You can also sort of see how I was trying to generalize this with animal types, homes, and pet stores. The same sort of problem applies to almost any two implementations of similar technologies so I think this is more broadly applicable than my specific example, as boost.geometry, boost.qvm, and boost.asio are examples of.

I'm not trying to solve all the problems in the world, but what I am interested in is having a straightforward way to adapt input data in a way that a metaprogram can understand and continue to work with the pieces that are available even if not all 100% of components exist on each API. Then for most typical cases I'd like to be able to write a simple adapter from the native data implementation so a metaAPI can read and write data and turn my O(M*N) implementations problem into an O(M+N) problem.

My picture of how to implement that is to tag the elements of the native data storage with the both the dimensional analysis component and the state component, then call a simple metafunction like copy(), which then can go through each matching data component and copy the data from one format to another, or can take two completely different formats, and do some math on each with one implementation.

I think boost.geometry achieves this for a subset of the problem, and I feel like hana provides fantastic tools that could be used to that end while making things much simpler and more powerful while allowing variation in the data that's available. That's why I asked my question because I'd like to learn from your experience with a very small example that I could use as the foundation. Does this make sense and seem both possible and practical? Thanks a million for your time and input!

ldionne commented 9 years ago

Ok, I have re-read this a couple of times to get a better picture. I'll now dump my understanding of the problem; let me know if I'm off the track.

I think you need a "master API", one which contains a superset of the functionality provided by all the arms you might want to control. Then, you only use the arms through that API, and since it is at least as general as every other arm API, you are guaranteed to be able to control any arm properly. Do we agree on this?

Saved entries
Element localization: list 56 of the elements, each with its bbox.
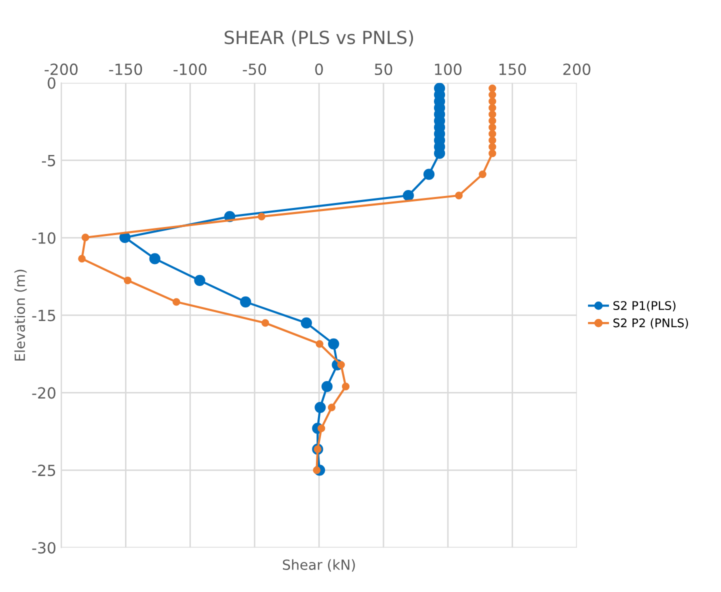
point <box>314 402 326 413</box>
point <box>328 338 340 350</box>
y-axis-title: Elevation (m) <box>14 270 27 361</box>
point <box>488 150 496 158</box>
chart-title: SHEAR (PLS vs PNLS) <box>224 30 414 46</box>
x-tick-label: 50 <box>374 64 392 76</box>
point <box>488 84 496 92</box>
point <box>149 253 160 264</box>
legend-label: S2 P1(PLS) <box>613 300 676 312</box>
x-tick-label: -150 <box>109 64 142 76</box>
x-tick-label: -200 <box>44 64 78 76</box>
y-tick-label: -20 <box>32 387 56 399</box>
point <box>488 110 496 118</box>
point <box>455 192 463 200</box>
point <box>124 276 132 284</box>
x-tick-label: 100 <box>435 64 462 76</box>
y-tick-label: 0 <box>48 77 56 89</box>
point <box>488 143 496 151</box>
point <box>488 104 496 112</box>
point <box>82 234 90 242</box>
point <box>300 317 312 329</box>
y-tick-label: -25 <box>32 464 56 476</box>
point <box>402 190 414 202</box>
point <box>258 212 266 220</box>
point <box>194 274 206 286</box>
x-tick-label: 0 <box>315 64 323 76</box>
point <box>488 124 496 132</box>
point <box>488 117 496 125</box>
y-tick-label: -5 <box>42 155 56 166</box>
point <box>240 296 252 308</box>
point <box>318 424 326 432</box>
point <box>342 382 350 390</box>
point <box>328 404 336 412</box>
point <box>261 319 270 327</box>
y-tick-label: -30 <box>32 542 56 554</box>
point <box>488 97 496 106</box>
point <box>478 170 486 178</box>
point <box>78 254 86 263</box>
point <box>321 380 333 392</box>
point <box>316 340 324 348</box>
point <box>488 130 496 138</box>
point <box>488 90 496 99</box>
x-tick-label: -50 <box>242 64 266 76</box>
y-tick-label: -10 <box>32 232 56 244</box>
x-tick-label: 200 <box>563 64 590 76</box>
point <box>423 168 435 180</box>
x-axis-title: Shear (kN) <box>282 559 355 572</box>
point <box>312 466 321 474</box>
x-tick-label: -100 <box>174 64 206 76</box>
y-tick-label: -15 <box>32 310 56 322</box>
point <box>337 360 345 369</box>
x-tick-label: 150 <box>499 64 526 76</box>
point <box>172 298 180 306</box>
legend-label: S2 P2 (PNLS) <box>613 318 688 329</box>
point <box>119 232 131 244</box>
point <box>488 136 496 144</box>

AIM OF THE EXERCISE
Decide whether each statement below agrees with the thread, and support each answer with the deciding words quoted from it.
1. The first writer hopes to reduce an O(M*N) implementations problem to an O(M+N) one.
2. The first writer believes boost.geometry handles the entire problem.
3. ldionne proposes a master API holding a subset of the functionality of the arms.

ANSWER TO THE PROBLEM
1. Yes: "turn my O(M*N) implementations problem into an O(M+N) problem."
2. No: "I think boost.geometry achieves this for a subset of the problem"
3. No: "one which contains a superset of the functionality provided by all the arms you might want to control."